# [EXERCISE AIM]
Copy out all lines that hold "label".

Stored items
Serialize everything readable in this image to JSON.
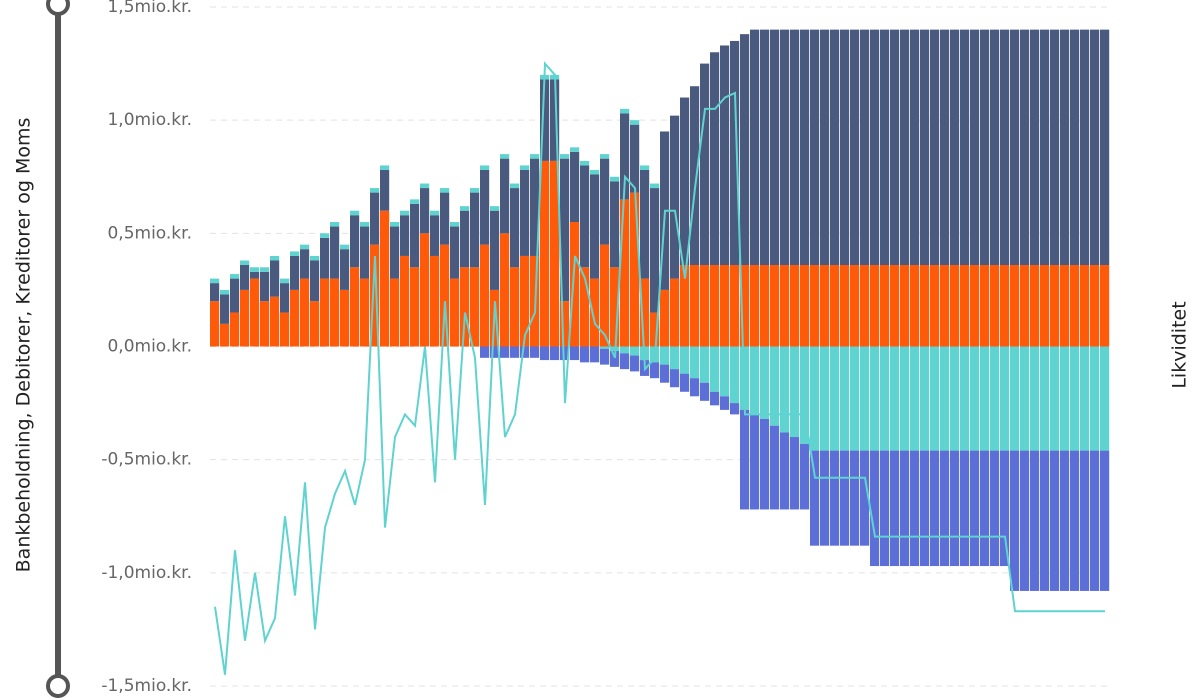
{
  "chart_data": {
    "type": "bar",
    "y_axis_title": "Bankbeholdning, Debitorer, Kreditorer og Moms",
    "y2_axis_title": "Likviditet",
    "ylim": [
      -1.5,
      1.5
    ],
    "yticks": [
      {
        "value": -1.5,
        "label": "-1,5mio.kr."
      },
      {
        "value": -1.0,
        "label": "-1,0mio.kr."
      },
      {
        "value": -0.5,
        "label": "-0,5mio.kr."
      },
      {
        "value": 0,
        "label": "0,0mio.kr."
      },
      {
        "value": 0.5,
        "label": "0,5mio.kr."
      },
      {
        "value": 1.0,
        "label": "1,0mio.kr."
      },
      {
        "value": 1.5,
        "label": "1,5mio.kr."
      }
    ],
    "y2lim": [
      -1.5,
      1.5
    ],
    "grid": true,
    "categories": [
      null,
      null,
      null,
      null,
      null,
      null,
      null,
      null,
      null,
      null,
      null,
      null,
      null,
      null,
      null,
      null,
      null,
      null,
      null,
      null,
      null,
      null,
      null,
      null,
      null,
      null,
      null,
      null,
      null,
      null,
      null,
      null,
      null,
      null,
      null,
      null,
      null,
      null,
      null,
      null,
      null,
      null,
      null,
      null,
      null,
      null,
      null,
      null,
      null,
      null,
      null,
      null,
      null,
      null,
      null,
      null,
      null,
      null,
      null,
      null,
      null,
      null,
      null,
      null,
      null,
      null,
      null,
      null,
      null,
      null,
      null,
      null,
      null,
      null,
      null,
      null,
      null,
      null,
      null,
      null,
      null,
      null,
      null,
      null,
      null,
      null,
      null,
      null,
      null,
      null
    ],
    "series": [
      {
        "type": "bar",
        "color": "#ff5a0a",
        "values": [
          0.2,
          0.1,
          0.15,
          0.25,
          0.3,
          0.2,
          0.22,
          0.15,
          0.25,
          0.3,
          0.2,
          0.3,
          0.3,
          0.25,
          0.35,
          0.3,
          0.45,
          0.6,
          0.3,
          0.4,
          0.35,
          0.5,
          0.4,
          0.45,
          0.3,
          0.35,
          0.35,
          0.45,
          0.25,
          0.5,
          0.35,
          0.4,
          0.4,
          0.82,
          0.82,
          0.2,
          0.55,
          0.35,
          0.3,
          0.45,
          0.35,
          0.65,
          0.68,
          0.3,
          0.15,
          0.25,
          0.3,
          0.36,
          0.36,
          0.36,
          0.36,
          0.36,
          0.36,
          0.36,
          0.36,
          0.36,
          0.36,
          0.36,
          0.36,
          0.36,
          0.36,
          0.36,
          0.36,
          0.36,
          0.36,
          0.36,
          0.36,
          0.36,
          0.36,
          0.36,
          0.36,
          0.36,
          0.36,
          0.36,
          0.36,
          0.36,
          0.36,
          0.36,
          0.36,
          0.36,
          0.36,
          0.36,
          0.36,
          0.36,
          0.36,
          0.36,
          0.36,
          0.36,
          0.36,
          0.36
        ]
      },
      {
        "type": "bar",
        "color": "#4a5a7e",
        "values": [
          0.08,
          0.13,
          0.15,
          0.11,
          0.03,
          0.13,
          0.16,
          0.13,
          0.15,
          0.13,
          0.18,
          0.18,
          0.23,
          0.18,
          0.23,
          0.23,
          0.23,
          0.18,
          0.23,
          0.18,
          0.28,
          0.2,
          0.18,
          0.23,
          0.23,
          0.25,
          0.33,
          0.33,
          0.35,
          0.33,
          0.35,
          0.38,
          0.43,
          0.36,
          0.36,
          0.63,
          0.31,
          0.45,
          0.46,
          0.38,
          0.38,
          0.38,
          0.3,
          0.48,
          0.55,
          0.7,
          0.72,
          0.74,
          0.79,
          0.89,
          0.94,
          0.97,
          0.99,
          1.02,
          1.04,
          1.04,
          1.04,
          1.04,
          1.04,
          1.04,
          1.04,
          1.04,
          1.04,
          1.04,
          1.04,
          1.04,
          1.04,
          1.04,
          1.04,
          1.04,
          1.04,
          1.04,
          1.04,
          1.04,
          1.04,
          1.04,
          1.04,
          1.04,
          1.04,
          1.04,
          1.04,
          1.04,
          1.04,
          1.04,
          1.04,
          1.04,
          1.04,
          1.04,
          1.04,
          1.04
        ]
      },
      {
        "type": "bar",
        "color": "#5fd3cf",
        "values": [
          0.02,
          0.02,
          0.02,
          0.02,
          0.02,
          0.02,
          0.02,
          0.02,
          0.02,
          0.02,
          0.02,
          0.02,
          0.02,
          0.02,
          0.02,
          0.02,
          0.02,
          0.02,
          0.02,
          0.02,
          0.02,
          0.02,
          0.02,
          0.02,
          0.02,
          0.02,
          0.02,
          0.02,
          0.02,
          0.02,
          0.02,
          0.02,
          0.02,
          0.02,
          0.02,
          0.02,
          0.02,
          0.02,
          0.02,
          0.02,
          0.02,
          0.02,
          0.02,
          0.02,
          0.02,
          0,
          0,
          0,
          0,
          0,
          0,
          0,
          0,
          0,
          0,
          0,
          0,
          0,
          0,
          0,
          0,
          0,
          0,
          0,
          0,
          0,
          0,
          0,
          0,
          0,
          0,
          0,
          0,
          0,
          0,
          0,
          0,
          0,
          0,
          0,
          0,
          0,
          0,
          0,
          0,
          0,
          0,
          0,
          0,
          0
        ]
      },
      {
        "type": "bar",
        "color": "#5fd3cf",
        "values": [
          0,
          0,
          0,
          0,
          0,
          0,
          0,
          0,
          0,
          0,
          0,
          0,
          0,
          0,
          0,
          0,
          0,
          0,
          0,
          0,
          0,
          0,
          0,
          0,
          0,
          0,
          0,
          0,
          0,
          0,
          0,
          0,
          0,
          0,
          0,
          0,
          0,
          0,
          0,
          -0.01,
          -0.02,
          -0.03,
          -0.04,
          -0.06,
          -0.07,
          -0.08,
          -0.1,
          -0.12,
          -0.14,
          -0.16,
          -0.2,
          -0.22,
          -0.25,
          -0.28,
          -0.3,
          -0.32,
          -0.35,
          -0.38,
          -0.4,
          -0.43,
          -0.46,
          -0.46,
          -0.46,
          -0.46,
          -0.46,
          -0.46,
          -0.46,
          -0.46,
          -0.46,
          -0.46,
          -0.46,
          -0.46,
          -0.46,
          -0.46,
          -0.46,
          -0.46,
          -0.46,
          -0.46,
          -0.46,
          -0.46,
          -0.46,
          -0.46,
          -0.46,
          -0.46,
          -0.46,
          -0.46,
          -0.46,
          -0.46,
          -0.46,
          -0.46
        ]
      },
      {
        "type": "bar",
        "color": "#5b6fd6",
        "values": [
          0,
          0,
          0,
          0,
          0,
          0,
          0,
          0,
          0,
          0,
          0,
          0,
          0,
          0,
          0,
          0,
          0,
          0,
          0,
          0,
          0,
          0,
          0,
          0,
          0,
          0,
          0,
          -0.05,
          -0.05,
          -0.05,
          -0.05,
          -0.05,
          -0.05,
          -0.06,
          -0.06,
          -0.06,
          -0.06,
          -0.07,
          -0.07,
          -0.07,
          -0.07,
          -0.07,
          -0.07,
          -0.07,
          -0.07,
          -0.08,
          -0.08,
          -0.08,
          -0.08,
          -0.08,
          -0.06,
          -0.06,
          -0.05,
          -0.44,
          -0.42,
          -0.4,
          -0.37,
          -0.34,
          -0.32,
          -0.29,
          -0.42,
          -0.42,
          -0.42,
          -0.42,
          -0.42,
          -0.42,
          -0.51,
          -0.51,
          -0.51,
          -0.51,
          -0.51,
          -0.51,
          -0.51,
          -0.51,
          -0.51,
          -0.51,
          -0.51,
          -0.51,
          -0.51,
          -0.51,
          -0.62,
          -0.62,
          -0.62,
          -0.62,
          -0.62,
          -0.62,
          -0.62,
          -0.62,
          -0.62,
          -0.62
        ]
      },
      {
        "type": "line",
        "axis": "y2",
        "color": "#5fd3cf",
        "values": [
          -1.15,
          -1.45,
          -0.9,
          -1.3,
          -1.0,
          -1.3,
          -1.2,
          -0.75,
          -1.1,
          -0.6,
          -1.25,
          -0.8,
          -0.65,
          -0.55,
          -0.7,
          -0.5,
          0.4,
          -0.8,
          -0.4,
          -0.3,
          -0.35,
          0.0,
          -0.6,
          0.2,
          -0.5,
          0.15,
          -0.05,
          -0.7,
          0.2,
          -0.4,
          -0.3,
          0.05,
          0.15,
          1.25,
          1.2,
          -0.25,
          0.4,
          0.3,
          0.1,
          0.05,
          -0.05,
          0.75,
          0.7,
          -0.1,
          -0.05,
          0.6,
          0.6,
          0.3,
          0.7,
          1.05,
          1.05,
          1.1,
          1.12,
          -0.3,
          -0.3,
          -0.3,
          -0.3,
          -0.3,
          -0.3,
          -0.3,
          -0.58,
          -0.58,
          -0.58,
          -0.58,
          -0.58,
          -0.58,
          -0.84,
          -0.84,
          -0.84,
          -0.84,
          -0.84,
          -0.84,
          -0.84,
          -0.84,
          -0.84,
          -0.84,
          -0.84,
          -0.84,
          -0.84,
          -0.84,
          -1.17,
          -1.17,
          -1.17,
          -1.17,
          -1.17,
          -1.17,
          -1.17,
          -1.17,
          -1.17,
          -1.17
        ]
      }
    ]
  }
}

# [SOLUTION TO THE PROBLEM]
        "label": "-1,5mio.kr."
        "label": "-1,0mio.kr."
        "label": "-0,5mio.kr."
        "label": "0,0mio.kr."
        "label": "0,5mio.kr."
        "label": "1,0mio.kr."
        "label": "1,5mio.kr."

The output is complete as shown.